Text to read →

● ● ● ● ● ● ●

Shooting Down the Myths
An internationally respected voice who shot down the myth of Israeli “apartheid” belongs to Richard Goldstone, the prominent South African judge who later headed a UN inquiry into the 2009-10 war ignited by the Hamas terror group. His final report was seen as rewarding Palestinian terror, condemned by Israel and used as ammunition by BDS and the organizers of Israel Apartheid Week. (Goldstone later expressed regret for the report.)
However, what the Israel Apartheid Week organizers ignore is that Goldstone helped dismantle apartheid in South Africa and was offended by Palestinians hijacking the term.
“In Israel, there is no apartheid. Nothing there comes close to the definition of apartheid,” Goldstone wrote in the New York Times.
Goldstone pointed out that unlike South Africa, Israeli law does not enshrine the concept of separation and domination of one people over another. “In Israel, equal rights are the law, the aspiration and the ideal; inequities are often successfully challenged in court.”

● ● ● ● ● ● ●

Listed records →
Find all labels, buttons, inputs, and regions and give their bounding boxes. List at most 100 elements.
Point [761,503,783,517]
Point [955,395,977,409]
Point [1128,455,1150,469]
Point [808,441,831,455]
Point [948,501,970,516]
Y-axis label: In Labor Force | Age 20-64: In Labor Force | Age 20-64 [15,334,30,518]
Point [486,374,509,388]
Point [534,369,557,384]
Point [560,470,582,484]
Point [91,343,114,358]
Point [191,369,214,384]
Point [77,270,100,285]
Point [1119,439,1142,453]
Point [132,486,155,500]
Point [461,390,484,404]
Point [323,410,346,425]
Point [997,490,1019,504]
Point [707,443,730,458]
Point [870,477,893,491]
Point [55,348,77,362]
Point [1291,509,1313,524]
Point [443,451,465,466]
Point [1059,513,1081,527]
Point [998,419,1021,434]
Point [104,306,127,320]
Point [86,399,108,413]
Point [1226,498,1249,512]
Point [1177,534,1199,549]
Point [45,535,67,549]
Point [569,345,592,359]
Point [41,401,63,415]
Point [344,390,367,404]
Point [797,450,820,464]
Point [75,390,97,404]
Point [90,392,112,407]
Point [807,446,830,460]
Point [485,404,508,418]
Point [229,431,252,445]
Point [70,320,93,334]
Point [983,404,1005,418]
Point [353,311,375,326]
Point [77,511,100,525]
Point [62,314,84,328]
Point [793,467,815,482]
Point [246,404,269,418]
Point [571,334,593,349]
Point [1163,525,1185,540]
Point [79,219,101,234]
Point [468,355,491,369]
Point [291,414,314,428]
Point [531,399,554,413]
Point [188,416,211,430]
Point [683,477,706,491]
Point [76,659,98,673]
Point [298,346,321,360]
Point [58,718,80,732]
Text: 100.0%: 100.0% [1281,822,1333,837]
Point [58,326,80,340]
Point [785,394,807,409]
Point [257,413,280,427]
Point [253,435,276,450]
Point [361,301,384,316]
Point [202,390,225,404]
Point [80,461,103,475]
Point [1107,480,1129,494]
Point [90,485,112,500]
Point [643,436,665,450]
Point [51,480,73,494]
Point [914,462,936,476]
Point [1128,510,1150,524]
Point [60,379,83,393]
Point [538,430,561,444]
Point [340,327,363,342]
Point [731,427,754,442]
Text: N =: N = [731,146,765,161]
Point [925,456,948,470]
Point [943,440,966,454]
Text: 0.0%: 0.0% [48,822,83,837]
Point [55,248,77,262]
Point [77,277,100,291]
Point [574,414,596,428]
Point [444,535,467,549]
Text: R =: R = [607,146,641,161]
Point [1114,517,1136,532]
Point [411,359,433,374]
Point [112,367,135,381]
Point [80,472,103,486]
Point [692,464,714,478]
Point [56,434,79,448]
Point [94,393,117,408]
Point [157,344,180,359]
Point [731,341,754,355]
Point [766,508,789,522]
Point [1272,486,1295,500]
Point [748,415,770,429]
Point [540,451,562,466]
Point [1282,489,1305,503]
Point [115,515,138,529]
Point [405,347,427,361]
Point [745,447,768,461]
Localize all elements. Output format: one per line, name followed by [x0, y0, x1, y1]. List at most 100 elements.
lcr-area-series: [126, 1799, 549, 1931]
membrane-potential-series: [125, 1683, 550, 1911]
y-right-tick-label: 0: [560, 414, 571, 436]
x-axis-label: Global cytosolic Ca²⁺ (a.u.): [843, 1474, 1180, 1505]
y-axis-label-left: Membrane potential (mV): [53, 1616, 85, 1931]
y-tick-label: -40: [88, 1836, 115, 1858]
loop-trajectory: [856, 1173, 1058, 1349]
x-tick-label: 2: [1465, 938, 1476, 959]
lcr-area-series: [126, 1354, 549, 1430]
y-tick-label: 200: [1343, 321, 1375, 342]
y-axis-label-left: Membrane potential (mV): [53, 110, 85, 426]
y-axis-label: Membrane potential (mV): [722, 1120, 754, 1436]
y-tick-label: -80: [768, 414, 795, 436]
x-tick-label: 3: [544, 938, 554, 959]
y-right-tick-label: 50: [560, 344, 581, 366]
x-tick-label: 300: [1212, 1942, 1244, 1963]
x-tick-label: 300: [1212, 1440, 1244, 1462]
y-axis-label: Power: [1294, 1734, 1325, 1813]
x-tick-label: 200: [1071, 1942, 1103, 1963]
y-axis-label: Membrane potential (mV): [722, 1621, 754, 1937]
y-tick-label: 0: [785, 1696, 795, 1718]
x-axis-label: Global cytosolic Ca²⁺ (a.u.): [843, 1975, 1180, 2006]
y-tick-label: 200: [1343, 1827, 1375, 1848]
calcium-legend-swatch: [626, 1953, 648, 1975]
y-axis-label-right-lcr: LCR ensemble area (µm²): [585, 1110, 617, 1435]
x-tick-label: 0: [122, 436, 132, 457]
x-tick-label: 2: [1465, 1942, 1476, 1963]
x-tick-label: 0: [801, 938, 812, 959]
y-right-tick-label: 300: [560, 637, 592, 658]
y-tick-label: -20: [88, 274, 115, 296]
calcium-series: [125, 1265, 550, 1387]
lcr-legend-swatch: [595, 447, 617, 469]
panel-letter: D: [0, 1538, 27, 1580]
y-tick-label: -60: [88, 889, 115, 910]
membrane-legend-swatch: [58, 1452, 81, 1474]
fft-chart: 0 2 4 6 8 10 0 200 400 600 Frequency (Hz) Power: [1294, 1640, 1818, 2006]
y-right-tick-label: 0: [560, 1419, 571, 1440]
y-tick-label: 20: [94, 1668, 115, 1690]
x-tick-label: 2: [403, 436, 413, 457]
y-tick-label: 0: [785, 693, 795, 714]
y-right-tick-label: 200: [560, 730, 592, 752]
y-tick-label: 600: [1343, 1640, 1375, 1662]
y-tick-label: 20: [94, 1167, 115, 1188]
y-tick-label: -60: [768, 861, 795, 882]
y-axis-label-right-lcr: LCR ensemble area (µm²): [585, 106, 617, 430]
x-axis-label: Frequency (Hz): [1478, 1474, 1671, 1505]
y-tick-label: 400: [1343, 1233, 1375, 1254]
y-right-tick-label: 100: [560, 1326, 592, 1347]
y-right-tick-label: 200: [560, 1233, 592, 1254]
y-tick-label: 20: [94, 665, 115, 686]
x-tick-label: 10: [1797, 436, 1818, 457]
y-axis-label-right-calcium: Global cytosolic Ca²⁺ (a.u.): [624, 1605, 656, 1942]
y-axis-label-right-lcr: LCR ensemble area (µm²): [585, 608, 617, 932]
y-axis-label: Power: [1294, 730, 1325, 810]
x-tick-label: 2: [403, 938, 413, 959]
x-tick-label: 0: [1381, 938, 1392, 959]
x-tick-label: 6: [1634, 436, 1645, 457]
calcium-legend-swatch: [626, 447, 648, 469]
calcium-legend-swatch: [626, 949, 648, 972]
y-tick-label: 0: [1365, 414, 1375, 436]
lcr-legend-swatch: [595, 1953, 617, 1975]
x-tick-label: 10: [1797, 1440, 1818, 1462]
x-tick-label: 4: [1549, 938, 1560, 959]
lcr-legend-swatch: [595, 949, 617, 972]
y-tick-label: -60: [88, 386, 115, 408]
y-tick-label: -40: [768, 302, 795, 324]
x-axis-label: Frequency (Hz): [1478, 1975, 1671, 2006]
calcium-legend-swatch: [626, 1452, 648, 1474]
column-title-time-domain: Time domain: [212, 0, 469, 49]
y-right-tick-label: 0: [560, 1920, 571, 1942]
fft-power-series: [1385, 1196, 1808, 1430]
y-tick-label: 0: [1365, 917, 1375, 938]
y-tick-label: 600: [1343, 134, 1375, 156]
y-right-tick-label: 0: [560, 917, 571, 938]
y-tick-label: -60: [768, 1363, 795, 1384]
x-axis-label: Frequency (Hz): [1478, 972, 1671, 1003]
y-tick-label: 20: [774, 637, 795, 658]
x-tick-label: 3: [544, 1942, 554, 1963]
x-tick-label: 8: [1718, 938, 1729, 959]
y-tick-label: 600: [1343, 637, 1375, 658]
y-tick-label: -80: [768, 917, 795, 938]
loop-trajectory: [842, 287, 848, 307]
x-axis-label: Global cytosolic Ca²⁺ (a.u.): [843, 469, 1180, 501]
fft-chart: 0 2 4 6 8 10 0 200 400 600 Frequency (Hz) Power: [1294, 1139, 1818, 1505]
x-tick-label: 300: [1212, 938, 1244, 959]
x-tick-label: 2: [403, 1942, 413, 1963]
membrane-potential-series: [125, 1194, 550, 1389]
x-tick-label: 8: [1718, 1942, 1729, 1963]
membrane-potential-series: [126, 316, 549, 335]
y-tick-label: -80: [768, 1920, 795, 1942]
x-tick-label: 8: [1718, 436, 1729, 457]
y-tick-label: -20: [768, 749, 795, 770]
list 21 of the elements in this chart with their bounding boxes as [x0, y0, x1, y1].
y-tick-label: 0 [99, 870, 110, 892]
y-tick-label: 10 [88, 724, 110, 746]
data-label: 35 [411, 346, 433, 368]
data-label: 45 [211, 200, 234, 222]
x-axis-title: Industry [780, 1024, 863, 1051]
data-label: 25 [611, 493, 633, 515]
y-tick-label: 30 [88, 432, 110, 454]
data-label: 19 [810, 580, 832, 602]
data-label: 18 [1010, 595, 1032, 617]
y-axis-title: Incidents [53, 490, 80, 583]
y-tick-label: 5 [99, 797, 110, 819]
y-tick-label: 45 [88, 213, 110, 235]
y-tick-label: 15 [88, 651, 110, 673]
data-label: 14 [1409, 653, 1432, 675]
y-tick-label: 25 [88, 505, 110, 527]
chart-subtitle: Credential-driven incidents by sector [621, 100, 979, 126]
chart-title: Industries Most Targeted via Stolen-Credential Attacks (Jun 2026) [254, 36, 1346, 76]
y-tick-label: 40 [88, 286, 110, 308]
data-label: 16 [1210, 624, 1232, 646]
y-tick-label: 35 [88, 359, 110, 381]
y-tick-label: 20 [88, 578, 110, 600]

● ● ● ● ● ● ●

The tasks →
[1] Return, character for character, every line of the listing from its first line through the line containing "Point [948,501,970,516]".
[2] Carry the passage on Richard Goldstone and the Israeli apartheid claim forward from its last sentence.

Answers to the exercise →
[1]
Find all labels, buttons, inputs, and regions and give their bounding boxes. List at most 100 elements.
Point [761,503,783,517]
Point [955,395,977,409]
Point [1128,455,1150,469]
Point [808,441,831,455]
Point [948,501,970,516]

[2]
He eloquently pointed out how the Palestinian issue was specifically not apartheid:
The situation in the West Bank is more complex. But here too there is no intent to maintain “an institutionalized regime of systematic oppression and domination by one racial group.” This is a critical distinction, even if Israel acts oppressively toward Palestinians there. South Africa’s enforced racial separation was intended to permanently benefit the white minority, to the detriment of other races. By contrast, Israel has agreed in concept to the existence of a Palestinian state in Gaza and almost all of the West Bank, and is calling for the Palestinians to negotiate the parameters.
South African journalist Rolene Marks astutely observed that “even in the darkest days of Apartheid, NOBODY questioned South Africa’s right to exist as a country, no matter how much the world objected to its racist policies.”
Related reading: The False Israel-Apartheid Libel
Climate of Fear on Campuses
Contrarily, the BDS goal is not to create a democratic Palestinian state, but instead disassemble Israel. Activists do not call for a two-state solution and BDS has no goal of resolving the conflict.
First held on a Canadian campus in 2005, Israel Apartheid Week was angrily condemned by Canadian Prime Minister Justin Trudeau who said: “The BDS movement, like Israeli Apartheid Week, has no place on Canadian campuses.”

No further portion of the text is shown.